§ **Short exercise**
Transcribe the full listing exactly, and drop every picture.

-- Start Given data --

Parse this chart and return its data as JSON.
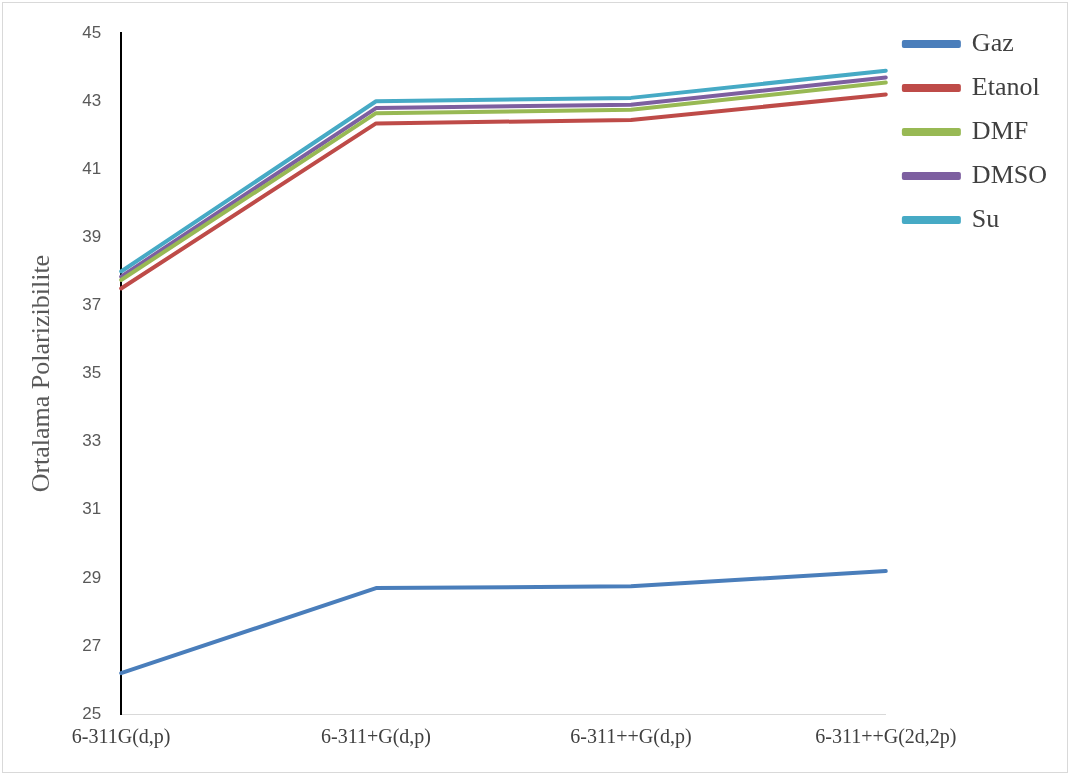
{
  "chart_data": {
    "type": "line",
    "ylabel": "Ortalama Polarizibilite",
    "categories": [
      "6-311G(d,p)",
      "6-311+G(d,p)",
      "6-311++G(d,p)",
      "6-311++G(2d,2p)"
    ],
    "series": [
      {
        "name": "Gaz",
        "color": "#4a7ebb",
        "values": [
          26.2,
          28.7,
          28.75,
          29.2
        ]
      },
      {
        "name": "Etanol",
        "color": "#be4b48",
        "values": [
          37.5,
          42.35,
          42.45,
          43.2
        ]
      },
      {
        "name": "DMF",
        "color": "#98b954",
        "values": [
          37.75,
          42.65,
          42.75,
          43.55
        ]
      },
      {
        "name": "DMSO",
        "color": "#7d5fa0",
        "values": [
          37.85,
          42.8,
          42.9,
          43.7
        ]
      },
      {
        "name": "Su",
        "color": "#46aac5",
        "values": [
          38.0,
          43.0,
          43.1,
          43.9
        ]
      }
    ],
    "ylim": [
      25,
      45
    ],
    "yticks": [
      25,
      27,
      29,
      31,
      33,
      35,
      37,
      39,
      41,
      43,
      45
    ],
    "grid": false,
    "legend": "right",
    "marker": "none",
    "line_style": "solid"
  }
}
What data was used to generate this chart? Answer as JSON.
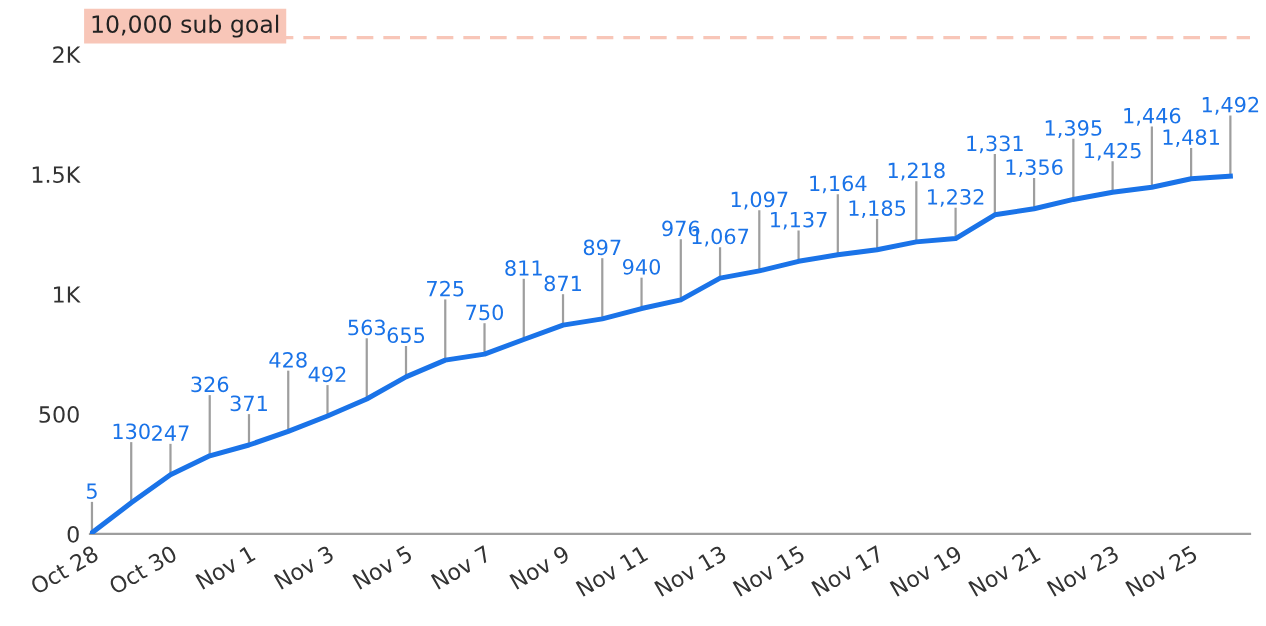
{
  "chart_data": {
    "type": "line",
    "categories": [
      "Oct 28",
      null,
      "Oct 30",
      null,
      "Nov 1",
      null,
      "Nov 3",
      null,
      "Nov 5",
      null,
      "Nov 7",
      null,
      "Nov 9",
      null,
      "Nov 11",
      null,
      "Nov 13",
      null,
      "Nov 15",
      null,
      "Nov 17",
      null,
      "Nov 19",
      null,
      "Nov 21",
      null,
      "Nov 23",
      null,
      "Nov 25",
      null
    ],
    "series": [
      {
        "color": "#1a73e8",
        "values": [
          5,
          130,
          247,
          326,
          371,
          428,
          492,
          563,
          655,
          725,
          750,
          811,
          871,
          897,
          940,
          976,
          1067,
          1097,
          1137,
          1164,
          1185,
          1218,
          1232,
          1331,
          1356,
          1395,
          1425,
          1446,
          1481,
          1492
        ]
      }
    ],
    "ylim": [
      0,
      2070
    ],
    "yticks": [
      0,
      500,
      {
        "value": 1000,
        "label": "1K"
      },
      {
        "value": 1500,
        "label": "1.5K"
      },
      {
        "value": 2000,
        "label": "2K"
      }
    ],
    "value_labels": [
      "5",
      "130",
      "247",
      "326",
      "371",
      "428",
      "492",
      "563",
      "655",
      "725",
      "750",
      "811",
      "871",
      "897",
      "940",
      "976",
      "1,067",
      "1,097",
      "1,137",
      "1,164",
      "1,185",
      "1,218",
      "1,232",
      "1,331",
      "1,356",
      "1,395",
      "1,425",
      "1,446",
      "1,481",
      "1,492"
    ],
    "marker": "none",
    "line_style": "solid",
    "grid": false,
    "legend": false,
    "ref_lines": [
      {
        "axis": "y",
        "value": 2070,
        "label": "10,000 sub goal",
        "color": "#f8c6b8",
        "line_style": "dashed"
      }
    ]
  }
}
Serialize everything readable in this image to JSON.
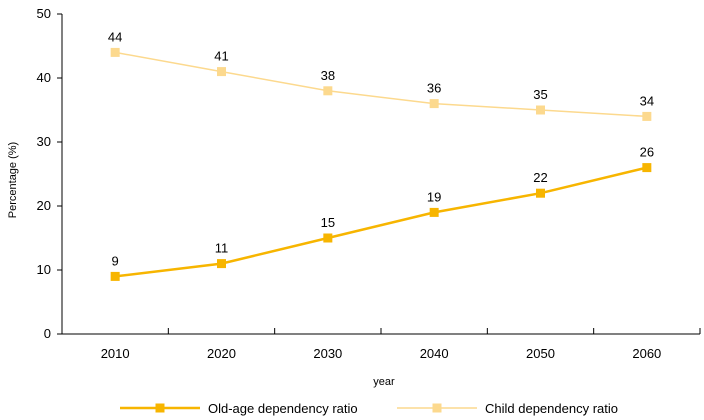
{
  "chart_data": {
    "type": "line",
    "title": "",
    "xlabel": "year",
    "ylabel": "Percentage (%)",
    "categories": [
      "2010",
      "2020",
      "2030",
      "2040",
      "2050",
      "2060"
    ],
    "ylim": [
      0,
      50
    ],
    "yticks": [
      "0",
      "10",
      "20",
      "30",
      "40",
      "50"
    ],
    "grid": false,
    "legend_position": "bottom",
    "series": [
      {
        "name": "Old-age dependency ratio",
        "values": [
          9,
          11,
          15,
          19,
          22,
          26
        ],
        "color": "#F7B500",
        "marker": "square"
      },
      {
        "name": "Child dependency ratio",
        "values": [
          44,
          41,
          38,
          36,
          35,
          34
        ],
        "color": "#FCD98E",
        "marker": "square"
      }
    ]
  }
}
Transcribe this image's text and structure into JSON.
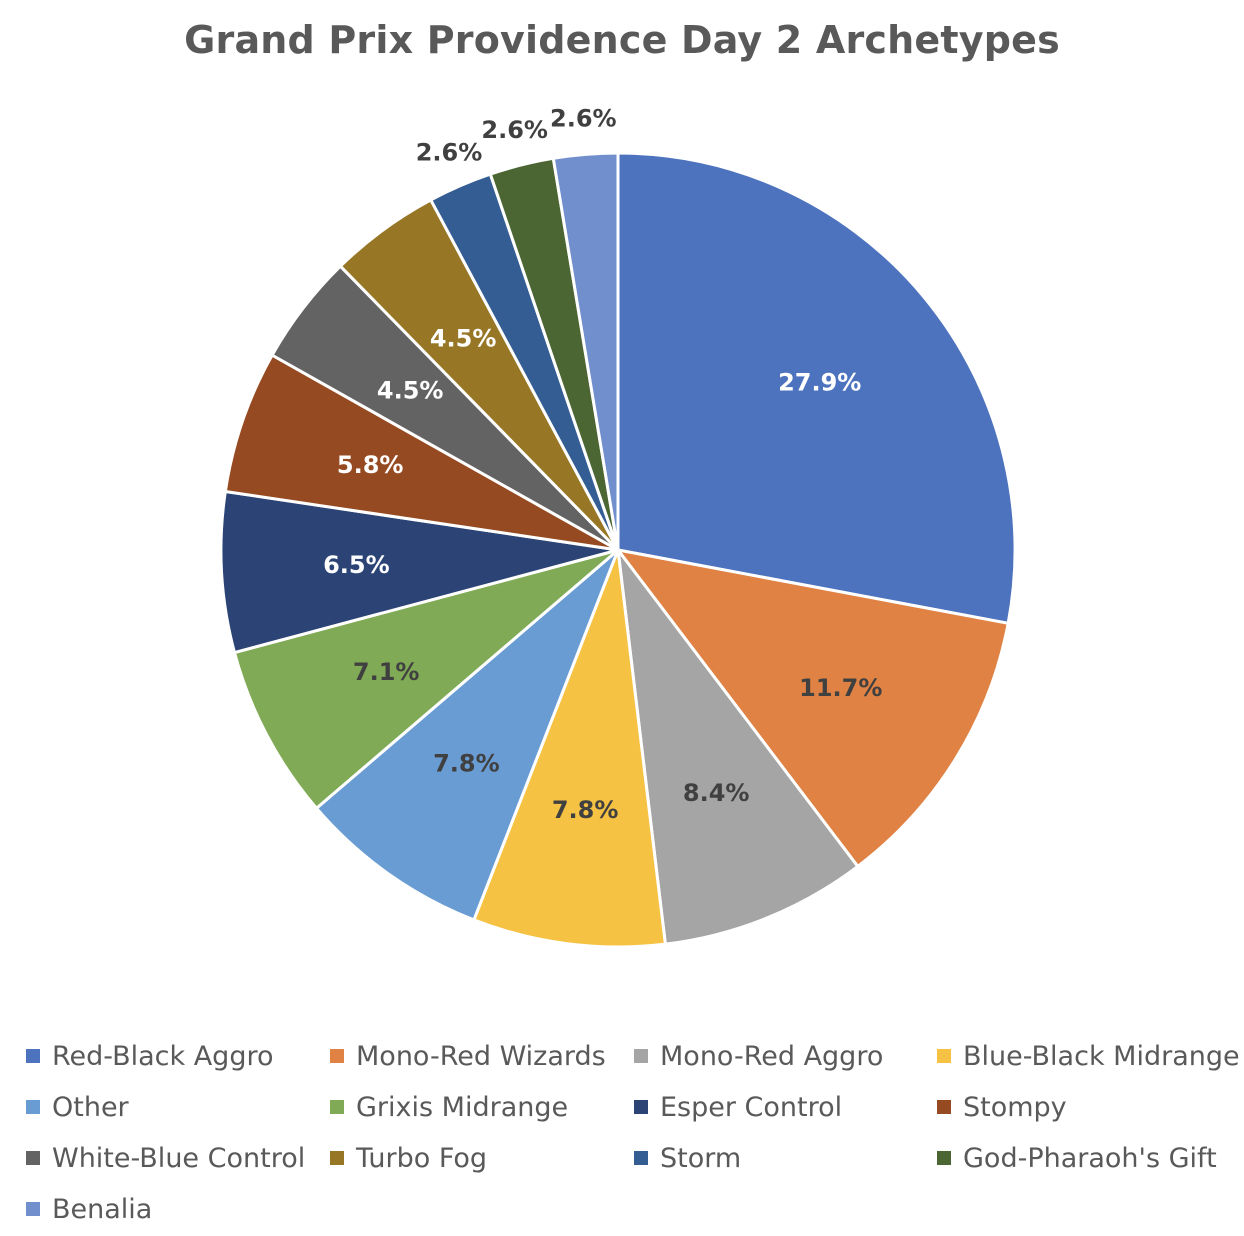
{
  "chart_data": {
    "type": "pie",
    "title": "Grand Prix Providence Day 2 Archetypes",
    "slices": [
      {
        "name": "Red-Black Aggro",
        "value": 27.9,
        "label": "27.9%",
        "color": "#4E73BE",
        "label_color": "#FFFFFF"
      },
      {
        "name": "Mono-Red Wizards",
        "value": 11.7,
        "label": "11.7%",
        "color": "#DF8244",
        "label_color": "#404040"
      },
      {
        "name": "Mono-Red Aggro",
        "value": 8.4,
        "label": "8.4%",
        "color": "#A5A5A5",
        "label_color": "#404040"
      },
      {
        "name": "Blue-Black Midrange",
        "value": 7.8,
        "label": "7.8%",
        "color": "#F6C243",
        "label_color": "#404040"
      },
      {
        "name": "Other",
        "value": 7.8,
        "label": "7.8%",
        "color": "#6A9CD4",
        "label_color": "#404040"
      },
      {
        "name": "Grixis Midrange",
        "value": 7.1,
        "label": "7.1%",
        "color": "#80AA55",
        "label_color": "#404040"
      },
      {
        "name": "Esper Control",
        "value": 6.5,
        "label": "6.5%",
        "color": "#2C4475",
        "label_color": "#FFFFFF"
      },
      {
        "name": "Stompy",
        "value": 5.8,
        "label": "5.8%",
        "color": "#954A21",
        "label_color": "#FFFFFF"
      },
      {
        "name": "White-Blue Control",
        "value": 4.5,
        "label": "4.5%",
        "color": "#636363",
        "label_color": "#FFFFFF"
      },
      {
        "name": "Turbo Fog",
        "value": 4.5,
        "label": "4.5%",
        "color": "#977625",
        "label_color": "#FFFFFF"
      },
      {
        "name": "Storm",
        "value": 2.6,
        "label": "2.6%",
        "color": "#345D93",
        "label_color": "#404040"
      },
      {
        "name": "God-Pharaoh's Gift",
        "value": 2.6,
        "label": "2.6%",
        "color": "#4B6632",
        "label_color": "#404040"
      },
      {
        "name": "Benalia",
        "value": 2.6,
        "label": "2.6%",
        "color": "#718FCC",
        "label_color": "#404040"
      }
    ],
    "legend_position": "bottom"
  }
}
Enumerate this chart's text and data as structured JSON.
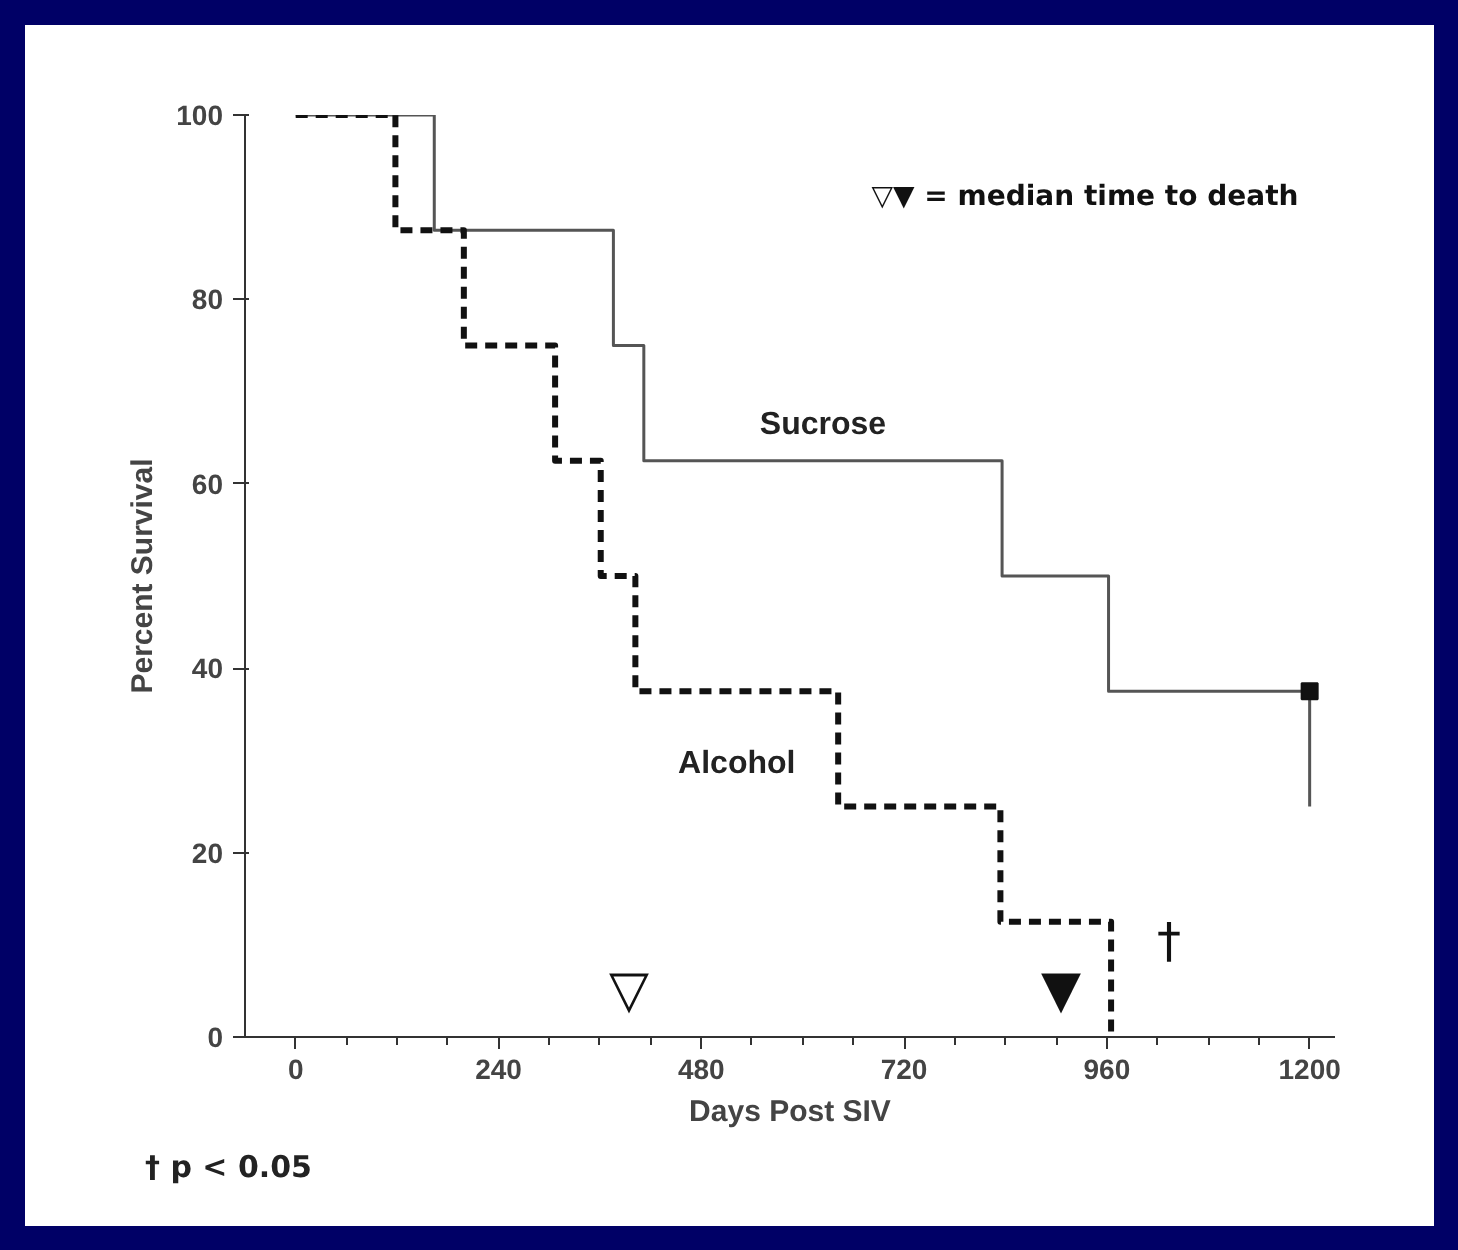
{
  "chart_data": {
    "type": "step",
    "xlabel": "Days Post SIV",
    "ylabel": "Percent Survival",
    "xlim": [
      -60,
      1230
    ],
    "ylim": [
      0,
      100
    ],
    "xticks": [
      0,
      240,
      480,
      720,
      960,
      1200
    ],
    "yticks": [
      0,
      20,
      40,
      60,
      80,
      100
    ],
    "grid": false,
    "series": [
      {
        "name": "Sucrose",
        "color": "#555555",
        "line_style": "solid",
        "x": [
          0,
          164,
          376,
          412,
          836,
          962,
          1200,
          1200
        ],
        "values": [
          100,
          87.5,
          75,
          62.5,
          50,
          37.5,
          37.5,
          25
        ]
      },
      {
        "name": "Alcohol",
        "color": "#111111",
        "line_style": "dashed",
        "x": [
          0,
          118,
          199,
          307,
          361,
          402,
          642,
          834,
          965
        ],
        "values": [
          100,
          87.5,
          75,
          62.5,
          50,
          37.5,
          25,
          12.5,
          0
        ]
      },
      {
        "type": "scatter",
        "marker": "square",
        "color": "#111111",
        "x": [
          1200
        ],
        "values": [
          37.5
        ]
      }
    ],
    "annotations": [
      "▽",
      "▼",
      "†",
      "▽▼ = median time to death",
      "† p < 0.05"
    ]
  }
}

-- End Given data --

§ **Task answer**
Parse this chart and return its data as JSON.
{
  "chart_data": {
    "type": "line",
    "ylabel": "Ortalama Polarizibilite",
    "categories": [
      "6-311G(d,p)",
      "6-311+G(d,p)",
      "6-311++G(d,p)",
      "6-311++G(2d,2p)"
    ],
    "series": [
      {
        "name": "Gaz",
        "color": "#4a7ebb",
        "values": [
          26.2,
          28.7,
          28.75,
          29.2
        ]
      },
      {
        "name": "Etanol",
        "color": "#be4b48",
        "values": [
          37.5,
          42.35,
          42.45,
          43.2
        ]
      },
      {
        "name": "DMF",
        "color": "#98b954",
        "values": [
          37.75,
          42.65,
          42.75,
          43.55
        ]
      },
      {
        "name": "DMSO",
        "color": "#7d5fa0",
        "values": [
          37.85,
          42.8,
          42.9,
          43.7
        ]
      },
      {
        "name": "Su",
        "color": "#46aac5",
        "values": [
          38.0,
          43.0,
          43.1,
          43.9
        ]
      }
    ],
    "ylim": [
      25,
      45
    ],
    "yticks": [
      25,
      27,
      29,
      31,
      33,
      35,
      37,
      39,
      41,
      43,
      45
    ],
    "grid": false,
    "legend": "right",
    "marker": "none",
    "line_style": "solid"
  }
}
What data was used to generate this chart? Answer as JSON.
{
  "chart_data": {
    "type": "line",
    "categories": [
      "Oct 28",
      null,
      "Oct 30",
      null,
      "Nov 1",
      null,
      "Nov 3",
      null,
      "Nov 5",
      null,
      "Nov 7",
      null,
      "Nov 9",
      null,
      "Nov 11",
      null,
      "Nov 13",
      null,
      "Nov 15",
      null,
      "Nov 17",
      null,
      "Nov 19",
      null,
      "Nov 21",
      null,
      "Nov 23",
      null,
      "Nov 25",
      null
    ],
    "series": [
      {
        "color": "#1a73e8",
        "values": [
          5,
          130,
          247,
          326,
          371,
          428,
          492,
          563,
          655,
          725,
          750,
          811,
          871,
          897,
          940,
          976,
          1067,
          1097,
          1137,
          1164,
          1185,
          1218,
          1232,
          1331,
          1356,
          1395,
          1425,
          1446,
          1481,
          1492
        ]
      }
    ],
    "ylim": [
      0,
      2070
    ],
    "yticks": [
      0,
      500,
      {
        "value": 1000,
        "label": "1K"
      },
      {
        "value": 1500,
        "label": "1.5K"
      },
      {
        "value": 2000,
        "label": "2K"
      }
    ],
    "value_labels": [
      "5",
      "130",
      "247",
      "326",
      "371",
      "428",
      "492",
      "563",
      "655",
      "725",
      "750",
      "811",
      "871",
      "897",
      "940",
      "976",
      "1,067",
      "1,097",
      "1,137",
      "1,164",
      "1,185",
      "1,218",
      "1,232",
      "1,331",
      "1,356",
      "1,395",
      "1,425",
      "1,446",
      "1,481",
      "1,492"
    ],
    "marker": "none",
    "line_style": "solid",
    "grid": false,
    "legend": false,
    "ref_lines": [
      {
        "axis": "y",
        "value": 2070,
        "label": "10,000 sub goal",
        "color": "#f8c6b8",
        "line_style": "dashed"
      }
    ]
  }
}
Serialize everything readable in this image to JSON.
{
  "chart_data": {
    "type": "line",
    "title": "",
    "xlabel": "year",
    "ylabel": "Percentage (%)",
    "categories": [
      "2010",
      "2020",
      "2030",
      "2040",
      "2050",
      "2060"
    ],
    "ylim": [
      0,
      50
    ],
    "yticks": [
      "0",
      "10",
      "20",
      "30",
      "40",
      "50"
    ],
    "grid": false,
    "legend_position": "bottom",
    "series": [
      {
        "name": "Old-age dependency ratio",
        "values": [
          9,
          11,
          15,
          19,
          22,
          26
        ],
        "color": "#F7B500",
        "marker": "square"
      },
      {
        "name": "Child dependency ratio",
        "values": [
          44,
          41,
          38,
          36,
          35,
          34
        ],
        "color": "#FCD98E",
        "marker": "square"
      }
    ]
  }
}
Transcribe this image's text and structure into JSON.
{
  "chart_data": {
    "type": "pie",
    "title": "Grand Prix Providence Day 2 Archetypes",
    "slices": [
      {
        "name": "Red-Black Aggro",
        "value": 27.9,
        "label": "27.9%",
        "color": "#4E73BE",
        "label_color": "#FFFFFF"
      },
      {
        "name": "Mono-Red Wizards",
        "value": 11.7,
        "label": "11.7%",
        "color": "#DF8244",
        "label_color": "#404040"
      },
      {
        "name": "Mono-Red Aggro",
        "value": 8.4,
        "label": "8.4%",
        "color": "#A5A5A5",
        "label_color": "#404040"
      },
      {
        "name": "Blue-Black Midrange",
        "value": 7.8,
        "label": "7.8%",
        "color": "#F6C243",
        "label_color": "#404040"
      },
      {
        "name": "Other",
        "value": 7.8,
        "label": "7.8%",
        "color": "#6A9CD4",
        "label_color": "#404040"
      },
      {
        "name": "Grixis Midrange",
        "value": 7.1,
        "label": "7.1%",
        "color": "#80AA55",
        "label_color": "#404040"
      },
      {
        "name": "Esper Control",
        "value": 6.5,
        "label": "6.5%",
        "color": "#2C4475",
        "label_color": "#FFFFFF"
      },
      {
        "name": "Stompy",
        "value": 5.8,
        "label": "5.8%",
        "color": "#954A21",
        "label_color": "#FFFFFF"
      },
      {
        "name": "White-Blue Control",
        "value": 4.5,
        "label": "4.5%",
        "color": "#636363",
        "label_color": "#FFFFFF"
      },
      {
        "name": "Turbo Fog",
        "value": 4.5,
        "label": "4.5%",
        "color": "#977625",
        "label_color": "#FFFFFF"
      },
      {
        "name": "Storm",
        "value": 2.6,
        "label": "2.6%",
        "color": "#345D93",
        "label_color": "#404040"
      },
      {
        "name": "God-Pharaoh's Gift",
        "value": 2.6,
        "label": "2.6%",
        "color": "#4B6632",
        "label_color": "#404040"
      },
      {
        "name": "Benalia",
        "value": 2.6,
        "label": "2.6%",
        "color": "#718FCC",
        "label_color": "#404040"
      }
    ],
    "legend_position": "bottom"
  }
}
Enumerate this chart's text and data as structured JSON.
{
  "chart_data": {
    "type": "step",
    "xlabel": "Days Post SIV",
    "ylabel": "Percent Survival",
    "xlim": [
      -60,
      1230
    ],
    "ylim": [
      0,
      100
    ],
    "xticks": [
      0,
      240,
      480,
      720,
      960,
      1200
    ],
    "yticks": [
      0,
      20,
      40,
      60,
      80,
      100
    ],
    "grid": false,
    "series": [
      {
        "name": "Sucrose",
        "color": "#555555",
        "line_style": "solid",
        "x": [
          0,
          164,
          376,
          412,
          836,
          962,
          1200,
          1200
        ],
        "values": [
          100,
          87.5,
          75,
          62.5,
          50,
          37.5,
          37.5,
          25
        ]
      },
      {
        "name": "Alcohol",
        "color": "#111111",
        "line_style": "dashed",
        "x": [
          0,
          118,
          199,
          307,
          361,
          402,
          642,
          834,
          965
        ],
        "values": [
          100,
          87.5,
          75,
          62.5,
          50,
          37.5,
          25,
          12.5,
          0
        ]
      },
      {
        "type": "scatter",
        "marker": "square",
        "color": "#111111",
        "x": [
          1200
        ],
        "values": [
          37.5
        ]
      }
    ],
    "annotations": [
      "▽",
      "▼",
      "†",
      "▽▼ = median time to death",
      "† p < 0.05"
    ]
  }
}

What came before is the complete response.